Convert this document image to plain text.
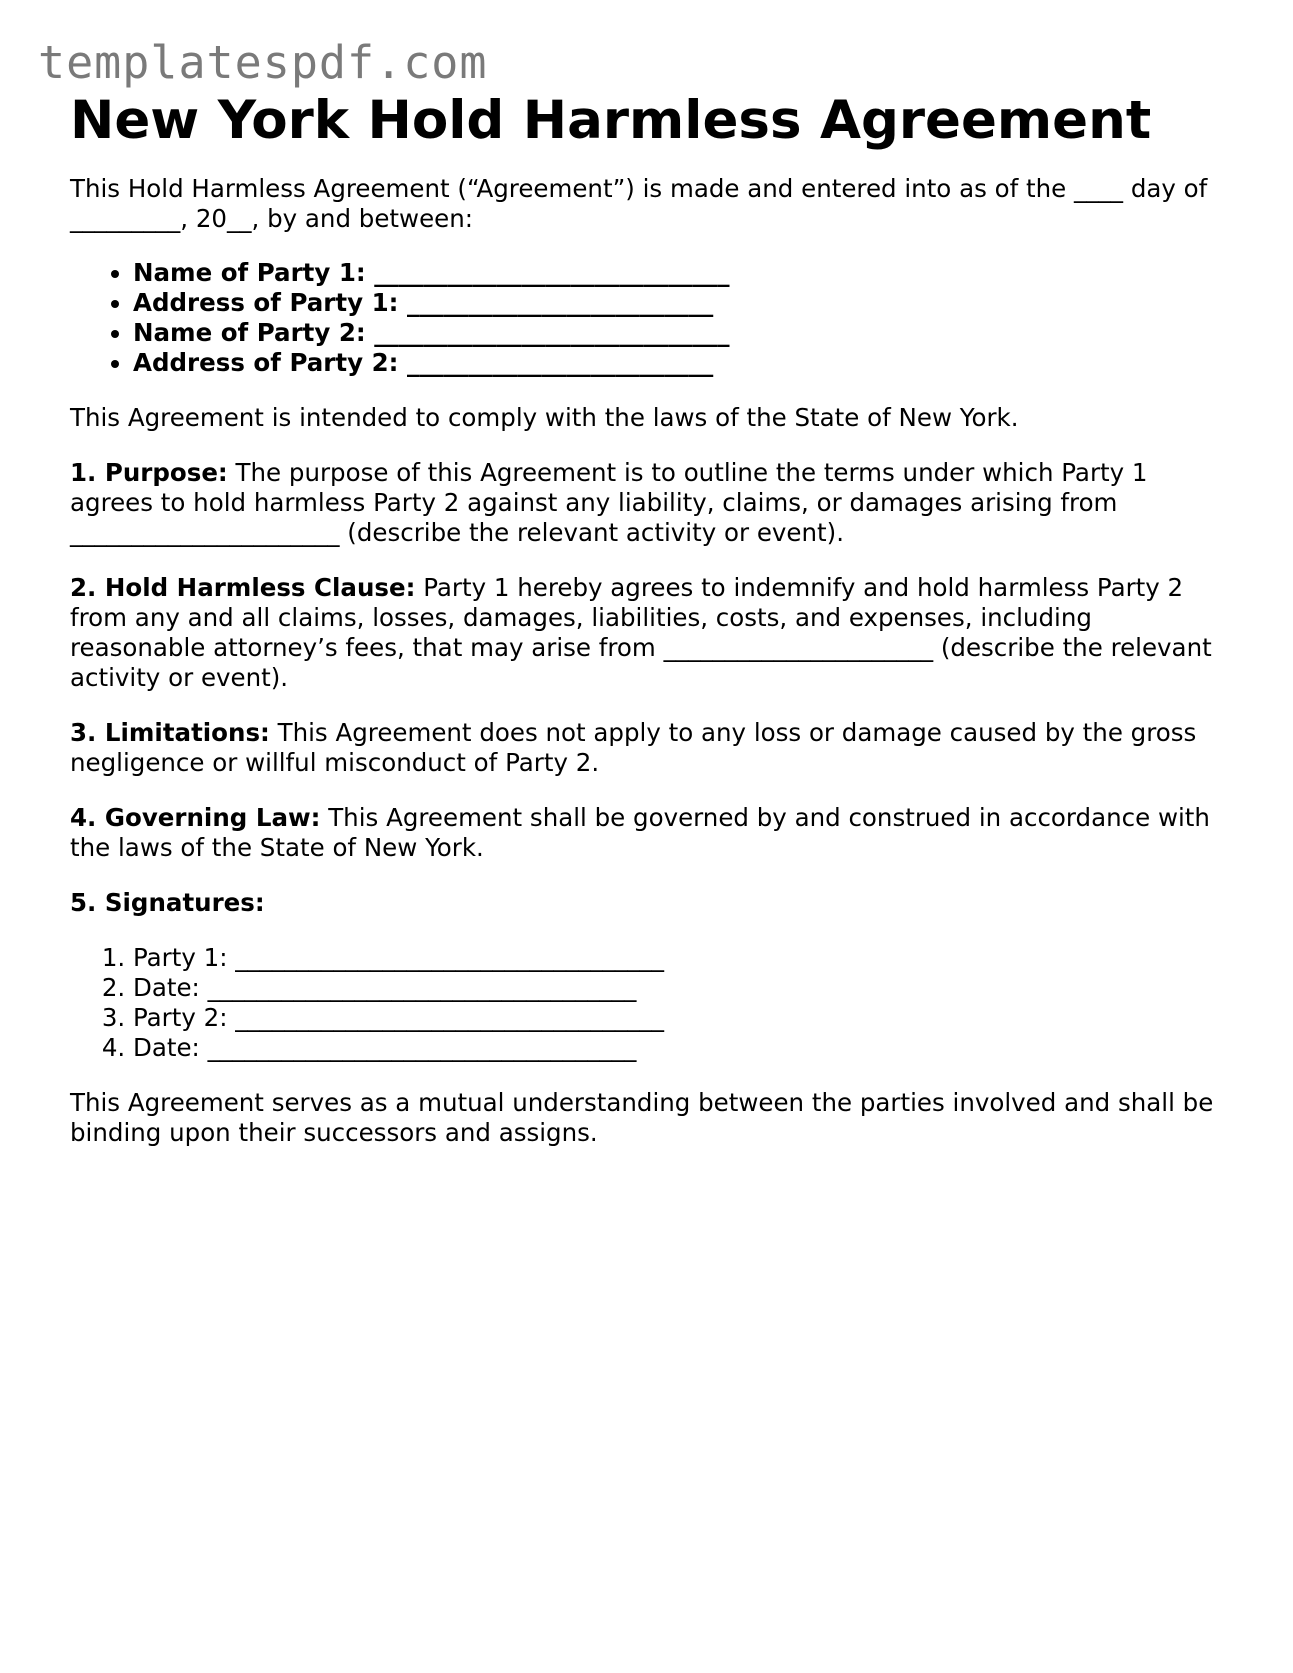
templatespdf.com
New York Hold Harmless Agreement

This Hold Harmless Agreement (“Agreement”) is made and entered into as of the ____ day of _________, 20__, by and between:

• Name of Party 1: _____________________________
• Address of Party 1: _________________________
• Name of Party 2: _____________________________
• Address of Party 2: _________________________

This Agreement is intended to comply with the laws of the State of New York.

1. Purpose: The purpose of this Agreement is to outline the terms under which Party 1 agrees to hold harmless Party 2 against any liability, claims, or damages arising from ______________________ (describe the relevant activity or event).

2. Hold Harmless Clause: Party 1 hereby agrees to indemnify and hold harmless Party 2 from any and all claims, losses, damages, liabilities, costs, and expenses, including reasonable attorney’s fees, that may arise from ______________________ (describe the relevant activity or event).

3. Limitations: This Agreement does not apply to any loss or damage caused by the gross negligence or willful misconduct of Party 2.

4. Governing Law: This Agreement shall be governed by and construed in accordance with the laws of the State of New York.

5. Signatures:

1. Party 1: ___________________________________
2. Date: ___________________________________
3. Party 2: ___________________________________
4. Date: ___________________________________

This Agreement serves as a mutual understanding between the parties involved and shall be binding upon their successors and assigns.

Task goal: Repeat all the records above exactly, leaving out any pictures.

Solution for this problem:
Convert this document image to plain text.
templatespdf.com
New York Hold Harmless Agreement

This Hold Harmless Agreement (“Agreement”) is made and entered into as of the ____ day of _________, 20__, by and between:

• Name of Party 1: _____________________________
• Address of Party 1: _________________________
• Name of Party 2: _____________________________
• Address of Party 2: _________________________

This Agreement is intended to comply with the laws of the State of New York.

1. Purpose: The purpose of this Agreement is to outline the terms under which Party 1 agrees to hold harmless Party 2 against any liability, claims, or damages arising from ______________________ (describe the relevant activity or event).

2. Hold Harmless Clause: Party 1 hereby agrees to indemnify and hold harmless Party 2 from any and all claims, losses, damages, liabilities, costs, and expenses, including reasonable attorney’s fees, that may arise from ______________________ (describe the relevant activity or event).

3. Limitations: This Agreement does not apply to any loss or damage caused by the gross negligence or willful misconduct of Party 2.

4. Governing Law: This Agreement shall be governed by and construed in accordance with the laws of the State of New York.

5. Signatures:

1. Party 1: ___________________________________
2. Date: ___________________________________
3. Party 2: ___________________________________
4. Date: ___________________________________

This Agreement serves as a mutual understanding between the parties involved and shall be binding upon their successors and assigns.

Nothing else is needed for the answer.